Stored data
--
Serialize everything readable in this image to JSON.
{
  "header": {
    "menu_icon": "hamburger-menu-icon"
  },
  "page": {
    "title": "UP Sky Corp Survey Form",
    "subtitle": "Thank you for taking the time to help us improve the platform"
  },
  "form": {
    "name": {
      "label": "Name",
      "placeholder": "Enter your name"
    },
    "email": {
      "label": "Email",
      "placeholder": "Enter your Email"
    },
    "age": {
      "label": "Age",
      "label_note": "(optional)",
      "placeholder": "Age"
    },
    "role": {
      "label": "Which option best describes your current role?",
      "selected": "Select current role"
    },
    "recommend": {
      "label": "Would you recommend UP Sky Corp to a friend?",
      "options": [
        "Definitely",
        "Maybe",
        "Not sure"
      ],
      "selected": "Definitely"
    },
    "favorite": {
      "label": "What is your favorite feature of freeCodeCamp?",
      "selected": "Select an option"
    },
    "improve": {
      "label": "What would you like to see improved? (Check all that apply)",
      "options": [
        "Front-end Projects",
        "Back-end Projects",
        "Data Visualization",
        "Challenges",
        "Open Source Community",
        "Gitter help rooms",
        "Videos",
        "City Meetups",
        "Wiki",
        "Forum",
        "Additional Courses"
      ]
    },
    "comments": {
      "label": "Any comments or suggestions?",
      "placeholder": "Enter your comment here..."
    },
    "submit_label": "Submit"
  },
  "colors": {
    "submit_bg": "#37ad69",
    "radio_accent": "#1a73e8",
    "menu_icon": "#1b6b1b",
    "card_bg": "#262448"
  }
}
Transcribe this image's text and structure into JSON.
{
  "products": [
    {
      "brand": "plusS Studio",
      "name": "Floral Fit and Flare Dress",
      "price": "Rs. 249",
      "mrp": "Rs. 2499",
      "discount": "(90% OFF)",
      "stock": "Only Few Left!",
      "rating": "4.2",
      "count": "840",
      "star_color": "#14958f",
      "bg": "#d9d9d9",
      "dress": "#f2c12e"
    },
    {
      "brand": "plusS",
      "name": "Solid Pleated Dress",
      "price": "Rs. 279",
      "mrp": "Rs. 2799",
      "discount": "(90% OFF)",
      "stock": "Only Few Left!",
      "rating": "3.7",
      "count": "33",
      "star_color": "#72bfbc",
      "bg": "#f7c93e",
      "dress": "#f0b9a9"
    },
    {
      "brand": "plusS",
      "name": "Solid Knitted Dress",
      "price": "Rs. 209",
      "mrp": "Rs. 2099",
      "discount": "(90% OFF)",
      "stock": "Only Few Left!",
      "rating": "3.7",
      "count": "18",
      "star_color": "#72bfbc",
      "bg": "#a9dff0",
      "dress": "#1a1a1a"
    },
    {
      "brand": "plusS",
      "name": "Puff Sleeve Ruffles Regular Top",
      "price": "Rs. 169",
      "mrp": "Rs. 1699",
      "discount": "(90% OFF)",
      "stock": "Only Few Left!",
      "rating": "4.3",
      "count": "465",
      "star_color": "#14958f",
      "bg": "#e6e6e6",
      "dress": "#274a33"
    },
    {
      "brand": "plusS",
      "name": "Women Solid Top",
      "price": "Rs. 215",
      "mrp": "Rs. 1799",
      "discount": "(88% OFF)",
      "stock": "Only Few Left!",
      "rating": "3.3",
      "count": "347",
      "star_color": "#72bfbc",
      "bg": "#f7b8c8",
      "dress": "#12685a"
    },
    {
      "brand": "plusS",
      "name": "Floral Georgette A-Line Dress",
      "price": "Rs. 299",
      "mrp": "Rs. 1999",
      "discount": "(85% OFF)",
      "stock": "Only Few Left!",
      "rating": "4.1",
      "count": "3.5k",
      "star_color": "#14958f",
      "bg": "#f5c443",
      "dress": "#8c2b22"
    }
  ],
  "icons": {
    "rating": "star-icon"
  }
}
--
GOAL — Retype all of the material above with every character intact.

TASK RESULT —
Serialize everything readable in this image to JSON.
{
  "header": {
    "menu_icon": "hamburger-menu-icon"
  },
  "page": {
    "title": "UP Sky Corp Survey Form",
    "subtitle": "Thank you for taking the time to help us improve the platform"
  },
  "form": {
    "name": {
      "label": "Name",
      "placeholder": "Enter your name"
    },
    "email": {
      "label": "Email",
      "placeholder": "Enter your Email"
    },
    "age": {
      "label": "Age",
      "label_note": "(optional)",
      "placeholder": "Age"
    },
    "role": {
      "label": "Which option best describes your current role?",
      "selected": "Select current role"
    },
    "recommend": {
      "label": "Would you recommend UP Sky Corp to a friend?",
      "options": [
        "Definitely",
        "Maybe",
        "Not sure"
      ],
      "selected": "Definitely"
    },
    "favorite": {
      "label": "What is your favorite feature of freeCodeCamp?",
      "selected": "Select an option"
    },
    "improve": {
      "label": "What would you like to see improved? (Check all that apply)",
      "options": [
        "Front-end Projects",
        "Back-end Projects",
        "Data Visualization",
        "Challenges",
        "Open Source Community",
        "Gitter help rooms",
        "Videos",
        "City Meetups",
        "Wiki",
        "Forum",
        "Additional Courses"
      ]
    },
    "comments": {
      "label": "Any comments or suggestions?",
      "placeholder": "Enter your comment here..."
    },
    "submit_label": "Submit"
  },
  "colors": {
    "submit_bg": "#37ad69",
    "radio_accent": "#1a73e8",
    "menu_icon": "#1b6b1b",
    "card_bg": "#262448"
  }
}
Transcribe this image's text and structure into JSON.
{
  "products": [
    {
      "brand": "plusS Studio",
      "name": "Floral Fit and Flare Dress",
      "price": "Rs. 249",
      "mrp": "Rs. 2499",
      "discount": "(90% OFF)",
      "stock": "Only Few Left!",
      "rating": "4.2",
      "count": "840",
      "star_color": "#14958f",
      "bg": "#d9d9d9",
      "dress": "#f2c12e"
    },
    {
      "brand": "plusS",
      "name": "Solid Pleated Dress",
      "price": "Rs. 279",
      "mrp": "Rs. 2799",
      "discount": "(90% OFF)",
      "stock": "Only Few Left!",
      "rating": "3.7",
      "count": "33",
      "star_color": "#72bfbc",
      "bg": "#f7c93e",
      "dress": "#f0b9a9"
    },
    {
      "brand": "plusS",
      "name": "Solid Knitted Dress",
      "price": "Rs. 209",
      "mrp": "Rs. 2099",
      "discount": "(90% OFF)",
      "stock": "Only Few Left!",
      "rating": "3.7",
      "count": "18",
      "star_color": "#72bfbc",
      "bg": "#a9dff0",
      "dress": "#1a1a1a"
    },
    {
      "brand": "plusS",
      "name": "Puff Sleeve Ruffles Regular Top",
      "price": "Rs. 169",
      "mrp": "Rs. 1699",
      "discount": "(90% OFF)",
      "stock": "Only Few Left!",
      "rating": "4.3",
      "count": "465",
      "star_color": "#14958f",
      "bg": "#e6e6e6",
      "dress": "#274a33"
    },
    {
      "brand": "plusS",
      "name": "Women Solid Top",
      "price": "Rs. 215",
      "mrp": "Rs. 1799",
      "discount": "(88% OFF)",
      "stock": "Only Few Left!",
      "rating": "3.3",
      "count": "347",
      "star_color": "#72bfbc",
      "bg": "#f7b8c8",
      "dress": "#12685a"
    },
    {
      "brand": "plusS",
      "name": "Floral Georgette A-Line Dress",
      "price": "Rs. 299",
      "mrp": "Rs. 1999",
      "discount": "(85% OFF)",
      "stock": "Only Few Left!",
      "rating": "4.1",
      "count": "3.5k",
      "star_color": "#14958f",
      "bg": "#f5c443",
      "dress": "#8c2b22"
    }
  ],
  "icons": {
    "rating": "star-icon"
  }
}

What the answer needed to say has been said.